Start of Provided information

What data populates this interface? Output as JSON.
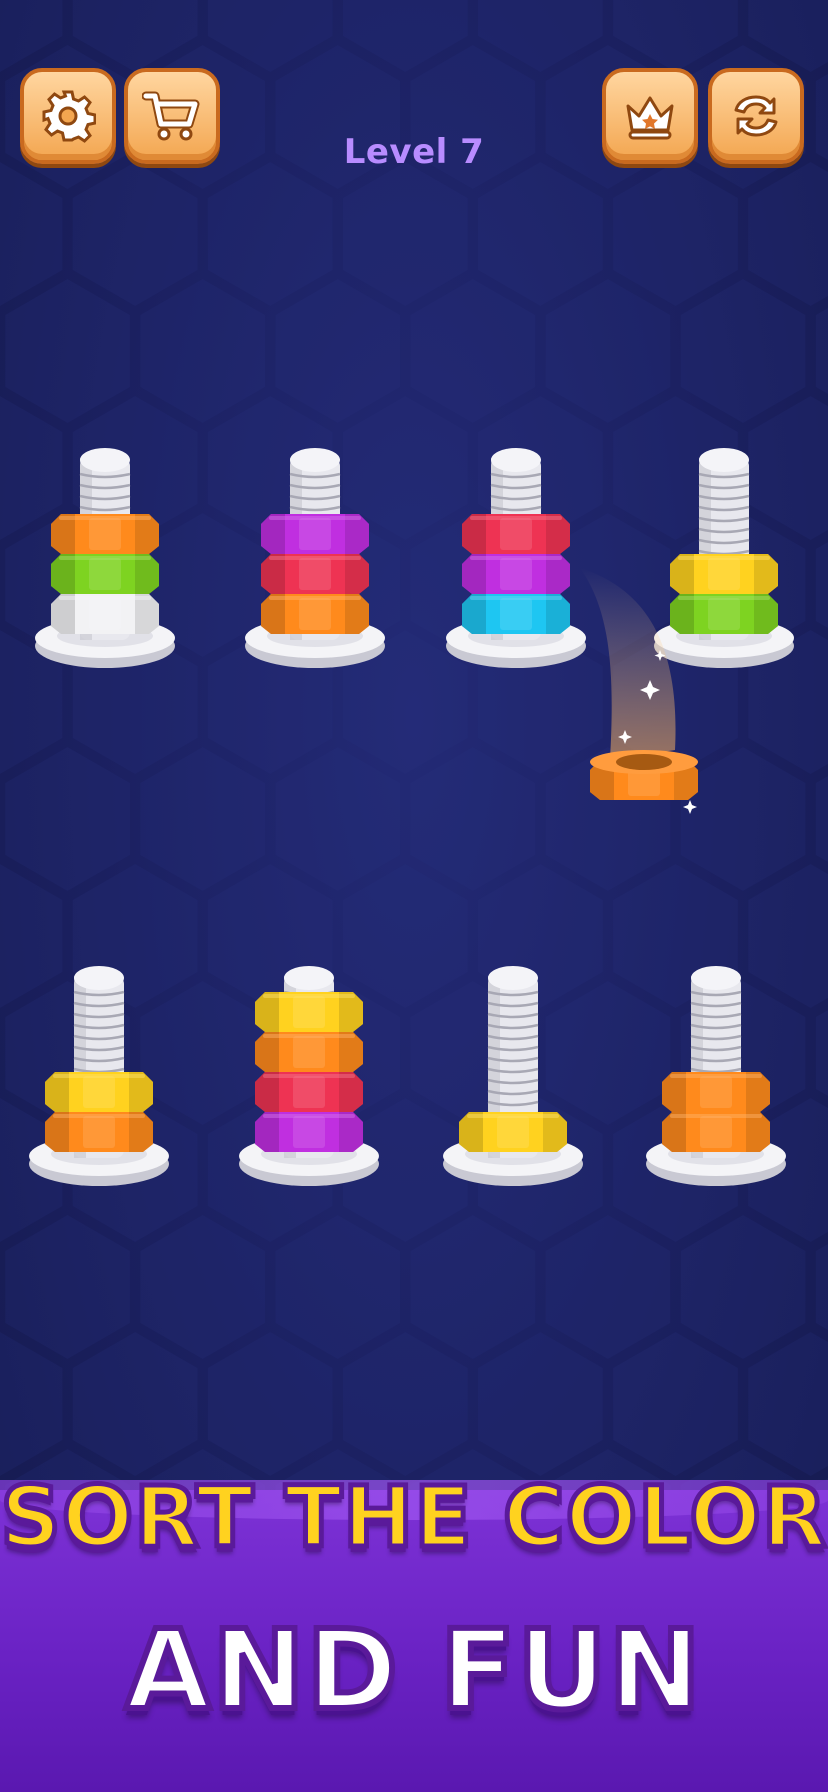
{
  "hud": {
    "level_label": "Level 7",
    "settings_icon": "gear-icon",
    "shop_icon": "cart-icon",
    "ranking_icon": "crown-icon",
    "restart_icon": "swap-arrows-icon"
  },
  "colors": {
    "orange": "#ff8a1c",
    "green": "#7ed321",
    "white": "#f2f2f4",
    "purple": "#c02fe0",
    "red": "#ee3353",
    "blue": "#1ec6f2",
    "yellow": "#ffd21f"
  },
  "board": {
    "pegs": [
      {
        "nuts": [
          "white",
          "green",
          "orange"
        ]
      },
      {
        "nuts": [
          "orange",
          "red",
          "purple"
        ]
      },
      {
        "nuts": [
          "blue",
          "purple",
          "red"
        ]
      },
      {
        "nuts": [
          "green",
          "yellow"
        ]
      },
      {
        "nuts": [
          "orange",
          "yellow"
        ]
      },
      {
        "nuts": [
          "purple",
          "red",
          "orange",
          "yellow"
        ]
      },
      {
        "nuts": [
          "yellow"
        ]
      },
      {
        "nuts": [
          "orange",
          "orange"
        ]
      }
    ],
    "flying_nut": "orange"
  },
  "banner": {
    "line1": "SORT THE COLOR",
    "line2": "AND FUN"
  }
}
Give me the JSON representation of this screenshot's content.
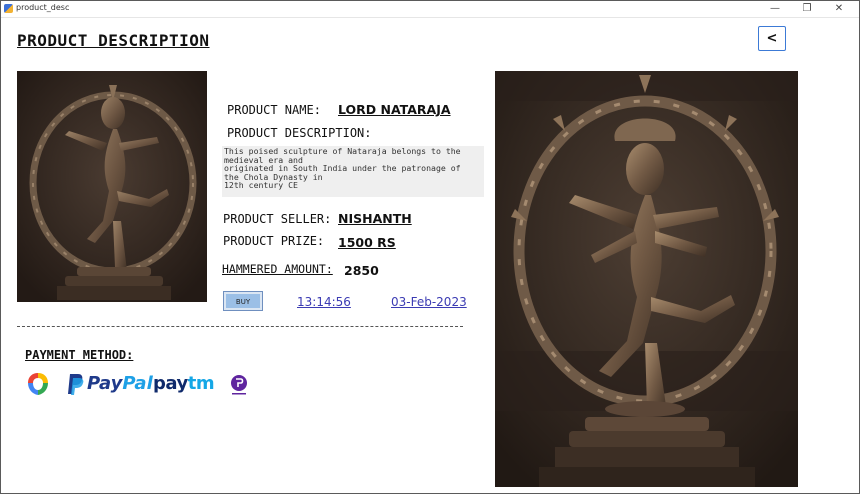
{
  "window": {
    "title": "product_desc",
    "controls": {
      "minimize": "—",
      "maximize": "❐",
      "close": "✕"
    }
  },
  "header": {
    "title": "PRODUCT DESCRIPTION",
    "back_label": "<"
  },
  "product": {
    "name_label": "PRODUCT NAME:",
    "name_value": "LORD NATARAJA",
    "description_label": "PRODUCT DESCRIPTION:",
    "description_text": "This poised sculpture of Nataraja belongs to the\nmedieval era and\noriginated in South India under the patronage of\nthe Chola Dynasty in\n12th century CE",
    "seller_label": "PRODUCT SELLER:",
    "seller_value": "NISHANTH",
    "prize_label": "PRODUCT PRIZE:",
    "prize_value": "1500 RS",
    "hammered_label": "HAMMERED AMOUNT:",
    "hammered_value": "2850",
    "buy_label": "BUY",
    "time": "13:14:56",
    "date": "03-Feb-2023"
  },
  "payment": {
    "title": "PAYMENT METHOD:",
    "methods": [
      {
        "name": "google-pay",
        "icon": "google-pay-icon"
      },
      {
        "name": "paypal",
        "text": "PayPal",
        "icon": "paypal-icon"
      },
      {
        "name": "paytm",
        "text": "paytm",
        "icon": "paytm-icon"
      },
      {
        "name": "phonepe",
        "icon": "phonepe-icon"
      }
    ]
  },
  "colors": {
    "link": "#3b3bb3",
    "buy_button": "#9bbfe6",
    "back_button_border": "#3c7ad6",
    "paypal_dark": "#1f3a8a",
    "paypal_light": "#1ea0e6",
    "paytm_dark": "#0f2a6b",
    "paytm_light": "#15a7e6",
    "phonepe": "#5f259f"
  }
}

End of Provided information

### To do
Out of the records, collect only those lines that contain the string "purple".

### Solution for this task
    "purple": "#c02fe0",
          "purple"
          "purple",
          "purple",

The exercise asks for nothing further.